## Start Provided data
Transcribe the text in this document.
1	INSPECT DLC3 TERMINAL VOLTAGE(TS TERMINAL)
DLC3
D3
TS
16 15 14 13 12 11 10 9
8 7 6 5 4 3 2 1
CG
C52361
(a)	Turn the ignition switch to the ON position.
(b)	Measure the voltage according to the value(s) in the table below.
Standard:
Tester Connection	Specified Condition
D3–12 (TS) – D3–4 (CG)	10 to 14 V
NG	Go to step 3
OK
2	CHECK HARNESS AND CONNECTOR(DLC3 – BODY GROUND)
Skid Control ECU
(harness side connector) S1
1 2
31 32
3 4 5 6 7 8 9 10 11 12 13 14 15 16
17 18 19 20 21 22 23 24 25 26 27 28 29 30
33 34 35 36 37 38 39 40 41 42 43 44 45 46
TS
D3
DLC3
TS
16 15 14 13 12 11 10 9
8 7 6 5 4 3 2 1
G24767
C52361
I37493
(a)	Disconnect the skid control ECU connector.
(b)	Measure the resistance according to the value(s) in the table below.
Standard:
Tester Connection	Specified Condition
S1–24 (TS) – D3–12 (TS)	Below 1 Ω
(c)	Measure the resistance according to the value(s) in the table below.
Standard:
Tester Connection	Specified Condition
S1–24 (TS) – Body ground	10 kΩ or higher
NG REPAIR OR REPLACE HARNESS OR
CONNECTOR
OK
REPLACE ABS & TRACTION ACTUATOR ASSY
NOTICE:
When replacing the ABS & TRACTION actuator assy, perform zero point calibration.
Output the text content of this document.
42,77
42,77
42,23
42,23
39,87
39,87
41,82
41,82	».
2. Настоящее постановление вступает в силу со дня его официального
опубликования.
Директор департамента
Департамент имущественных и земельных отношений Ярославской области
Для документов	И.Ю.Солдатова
## End Provided data
▶ What the task requires:
Repeat, exactly and only, the lines above from the one containing "Output the text content of this document." through the end of the material.

▶ Output below:
Output the text content of this document.
42,77
42,77
42,23
42,23
39,87
39,87
41,82
41,82	».
2. Настоящее постановление вступает в силу со дня его официального
опубликования.
Директор департамента
Департамент имущественных и земельных отношений Ярославской области
Для документов	И.Ю.Солдатова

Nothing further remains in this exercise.